**BRIEF:**
Identify and reproduce every line holding the string "produto".

**DATASET CONTENT:**
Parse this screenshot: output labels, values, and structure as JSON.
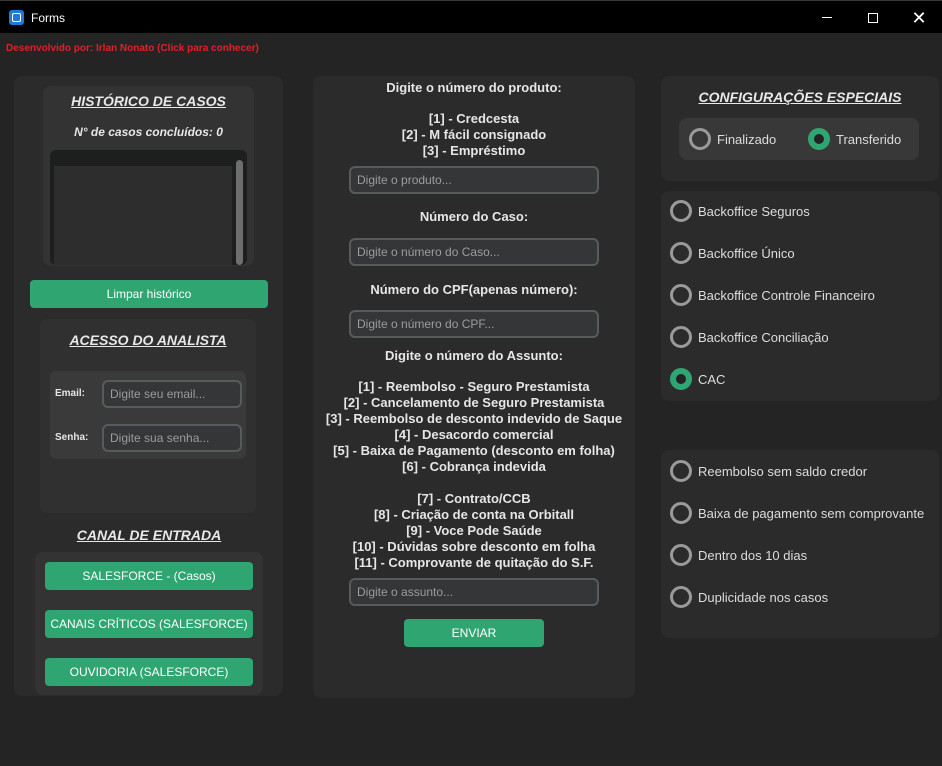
{
  "window": {
    "title": "Forms",
    "min_icon": "minimize-icon",
    "max_icon": "maximize-icon",
    "close_icon": "close-icon",
    "close_glyph": "✕"
  },
  "developer_link": "Desenvolvido por: Irlan Nonato (Click para conhecer)",
  "history": {
    "title": "HISTÓRICO DE CASOS",
    "count_label": "N° de casos concluídos: 0",
    "clear_button": "Limpar histórico"
  },
  "analyst": {
    "title": "ACESSO DO ANALISTA",
    "email_label": "Email:",
    "email_placeholder": "Digite seu email...",
    "password_label": "Senha:",
    "password_placeholder": "Digite sua senha..."
  },
  "channel": {
    "title": "CANAL DE ENTRADA",
    "buttons": [
      "SALESFORCE - (Casos)",
      "CANAIS CRÍTICOS (SALESFORCE)",
      "OUVIDORIA (SALESFORCE)"
    ]
  },
  "form": {
    "product_title": "Digite o número do produto:",
    "products": [
      "[1] - Credcesta",
      "[2] - M fácil consignado",
      "[3] - Empréstimo"
    ],
    "product_placeholder": "Digite o produto...",
    "case_title": "Número do Caso:",
    "case_placeholder": "Digite o número do Caso...",
    "cpf_title": "Número do CPF(apenas número):",
    "cpf_placeholder": "Digite o número do CPF...",
    "subject_title": "Digite o número do Assunto:",
    "subjects_a": [
      "[1] - Reembolso - Seguro Prestamista",
      "[2] - Cancelamento de Seguro Prestamista",
      "[3] - Reembolso de desconto indevido de Saque",
      "[4] - Desacordo comercial",
      "[5] - Baixa de Pagamento (desconto em folha)",
      "[6] - Cobrança indevida"
    ],
    "subjects_b": [
      "[7] - Contrato/CCB",
      "[8] - Criação de conta na Orbitall",
      "[9] - Voce Pode Saúde",
      "[10] - Dúvidas sobre desconto em folha",
      "[11] - Comprovante de quitação do S.F."
    ],
    "subject_placeholder": "Digite o assunto...",
    "submit_button": "ENVIAR"
  },
  "special": {
    "title": "CONFIGURAÇÕES ESPECIAIS",
    "status_options": [
      {
        "label": "Finalizado",
        "selected": false
      },
      {
        "label": "Transferido",
        "selected": true
      }
    ],
    "backoffice_options": [
      {
        "label": "Backoffice Seguros",
        "selected": false
      },
      {
        "label": "Backoffice Único",
        "selected": false
      },
      {
        "label": "Backoffice Controle Financeiro",
        "selected": false
      },
      {
        "label": "Backoffice Conciliação",
        "selected": false
      },
      {
        "label": "CAC",
        "selected": true
      }
    ],
    "case_options": [
      {
        "label": "Reembolso sem saldo credor",
        "selected": false
      },
      {
        "label": "Baixa de pagamento sem comprovante",
        "selected": false
      },
      {
        "label": "Dentro dos 10 dias",
        "selected": false
      },
      {
        "label": "Duplicidade nos casos",
        "selected": false
      }
    ]
  },
  "colors": {
    "accent": "#2fa572",
    "link": "#e0202a",
    "background": "#242424"
  }
}
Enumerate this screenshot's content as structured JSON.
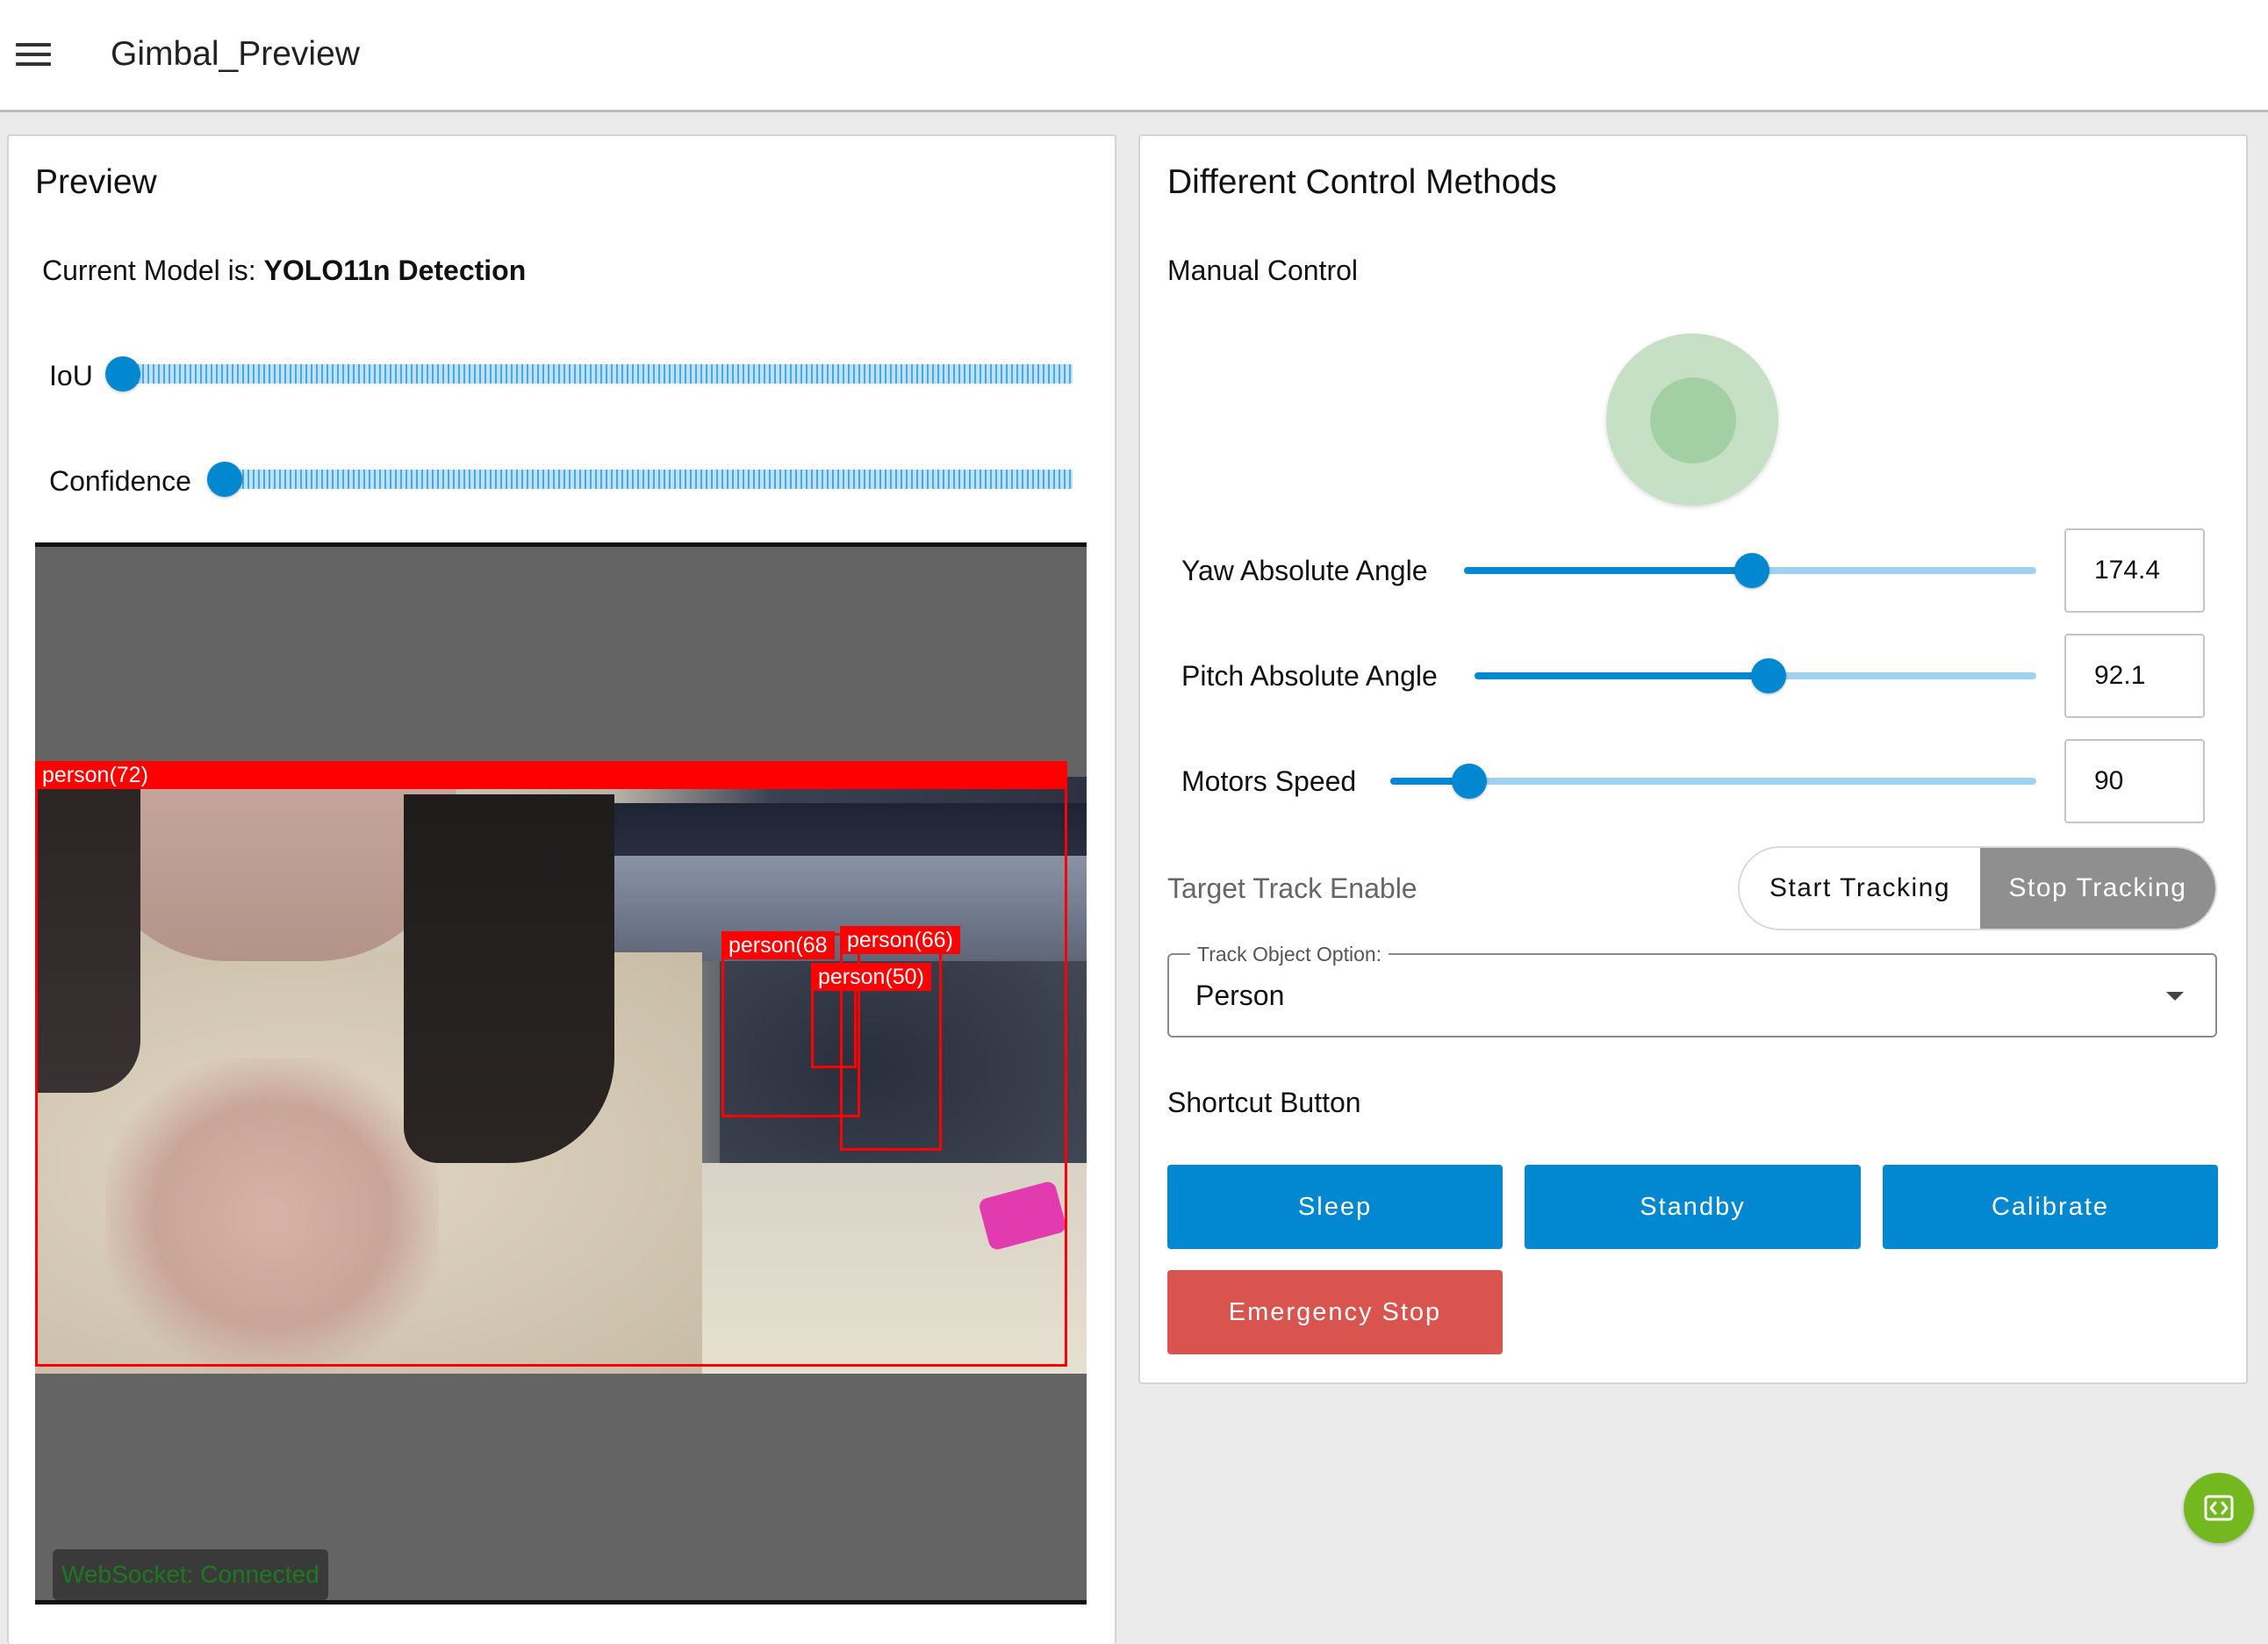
{
  "app": {
    "title": "Gimbal_Preview",
    "menu_icon": "hamburger-menu-icon"
  },
  "preview": {
    "title": "Preview",
    "model_prefix": "Current Model is: ",
    "model_name": "YOLO11n Detection",
    "sliders": [
      {
        "label": "IoU",
        "value_fraction": 0.0
      },
      {
        "label": "Confidence",
        "value_fraction": 0.0
      }
    ],
    "detections": [
      {
        "label": "person(72)"
      },
      {
        "label": "person(68"
      },
      {
        "label": "person(66)"
      },
      {
        "label": "person(50)"
      }
    ],
    "websocket_status": "WebSocket: Connected"
  },
  "control": {
    "title": "Different Control Methods",
    "manual_label": "Manual Control",
    "sliders": [
      {
        "label": "Yaw Absolute Angle",
        "value": "174.4",
        "fraction": 0.5
      },
      {
        "label": "Pitch Absolute Angle",
        "value": "92.1",
        "fraction": 0.52
      },
      {
        "label": "Motors Speed",
        "value": "90",
        "fraction": 0.12
      }
    ],
    "track_enable_label": "Target Track Enable",
    "start_tracking": "Start Tracking",
    "stop_tracking": "Stop Tracking",
    "active_tracking_state": "Stop Tracking",
    "track_option_legend": "Track Object Option:",
    "track_option_value": "Person",
    "shortcut_label": "Shortcut Button",
    "buttons": {
      "sleep": "Sleep",
      "standby": "Standby",
      "calibrate": "Calibrate",
      "emergency_stop": "Emergency Stop"
    }
  },
  "colors": {
    "primary": "#0288d1",
    "danger": "#d9534f",
    "detection": "#ff0000",
    "joystick": "#c5e0c4",
    "fab": "#72b81e"
  }
}
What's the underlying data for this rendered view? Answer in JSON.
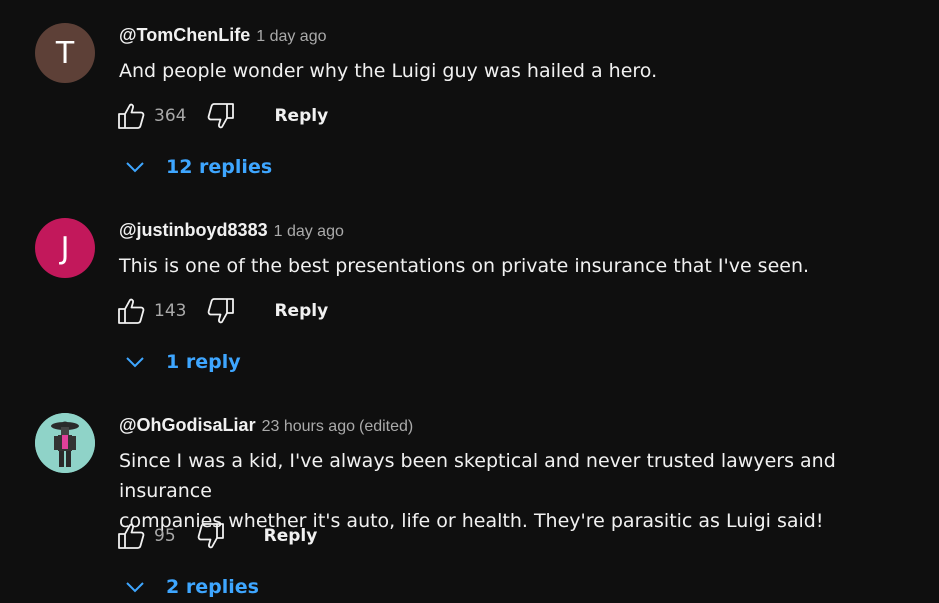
{
  "comments": [
    {
      "avatar_letter": "T",
      "avatar_color": "#5d4037",
      "author": "@TomChenLife",
      "time": "1 day ago",
      "edited": "",
      "text": "And people wonder why the Luigi guy was hailed a hero.",
      "likes": "364",
      "reply_label": "Reply",
      "replies_label": "12 replies"
    },
    {
      "avatar_letter": "J",
      "avatar_color": "#c2185b",
      "author": "@justinboyd8383",
      "time": "1 day ago",
      "edited": "",
      "text": "This is one of the best presentations on private insurance that I've seen.",
      "likes": "143",
      "reply_label": "Reply",
      "replies_label": "1 reply"
    },
    {
      "avatar_letter": "",
      "avatar_color": "#8fd3c8",
      "author": "@OhGodisaLiar",
      "time": "23 hours ago",
      "edited": "(edited)",
      "text_line1": "Since I was a kid, I've always been skeptical and never trusted lawyers and insurance",
      "text_line2": "companies whether it's auto, life or health. They're parasitic as Luigi said!",
      "likes": "95",
      "reply_label": "Reply",
      "replies_label": "2 replies"
    }
  ],
  "icons": {
    "like": "thumbs-up-icon",
    "dislike": "thumbs-down-icon",
    "expand": "chevron-down-icon"
  },
  "colors": {
    "background": "#0f0f0f",
    "link_blue": "#3ea6ff",
    "secondary_text": "#aaaaaa"
  }
}
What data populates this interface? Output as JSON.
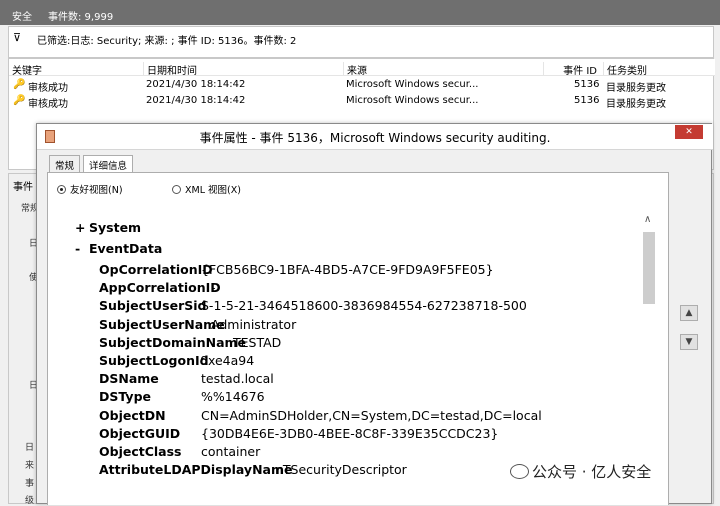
{
  "window": {
    "title": "安全",
    "event_count": "事件数: 9,999"
  },
  "filter": {
    "text": "已筛选:日志: Security; 来源: ; 事件 ID: 5136。事件数: 2"
  },
  "list": {
    "headers": [
      "关键字",
      "日期和时间",
      "来源",
      "事件 ID",
      "任务类别"
    ],
    "rows": [
      {
        "keyword": "审核成功",
        "date": "2021/4/30 18:14:42",
        "source": "Microsoft Windows secur...",
        "id": "5136",
        "category": "目录服务更改"
      },
      {
        "keyword": "审核成功",
        "date": "2021/4/30 18:14:42",
        "source": "Microsoft Windows secur...",
        "id": "5136",
        "category": "目录服务更改"
      }
    ]
  },
  "lower": {
    "header": "事件",
    "tab_fragment": "常规",
    "side_labels": [
      "日",
      "使",
      "日",
      "日",
      "来",
      "事",
      "级"
    ]
  },
  "dialog": {
    "title": "事件属性 - 事件 5136，Microsoft Windows security auditing.",
    "close": "✕",
    "tabs": [
      "常规",
      "详细信息"
    ],
    "radio_friendly": "友好视图(N)",
    "radio_xml": "XML 视图(X)",
    "system_label": "System",
    "system_toggle": "+",
    "eventdata_label": "EventData",
    "eventdata_toggle": "-",
    "fields": [
      {
        "k": "OpCorrelationID",
        "v": "{FCB56BC9-1BFA-4BD5-A7CE-9FD9A9F5FE05}"
      },
      {
        "k": "AppCorrelationID",
        "v": "-"
      },
      {
        "k": "SubjectUserSid",
        "v": "S-1-5-21-3464518600-3836984554-627238718-500"
      },
      {
        "k": "SubjectUserName",
        "v": "Administrator"
      },
      {
        "k": "SubjectDomainName",
        "v": "TESTAD"
      },
      {
        "k": "SubjectLogonId",
        "v": "0xe4a94"
      },
      {
        "k": "DSName",
        "v": "testad.local"
      },
      {
        "k": "DSType",
        "v": "%%14676"
      },
      {
        "k": "ObjectDN",
        "v": "CN=AdminSDHolder,CN=System,DC=testad,DC=local"
      },
      {
        "k": "ObjectGUID",
        "v": "{30DB4E6E-3DB0-4BEE-8C8F-339E35CCDC23}"
      },
      {
        "k": "ObjectClass",
        "v": "container"
      },
      {
        "k": "AttributeLDAPDisplayName",
        "v": "nTSecurityDescriptor"
      }
    ]
  },
  "watermark": "公众号 · 亿人安全"
}
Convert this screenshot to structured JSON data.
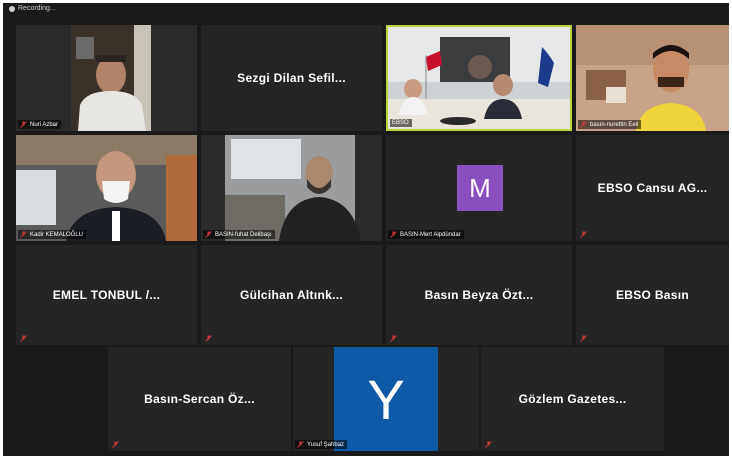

**IN RESPONSE:**
    "product_title": "Digite o número do produto:",
    "product_placeholder": "Digite o produto...",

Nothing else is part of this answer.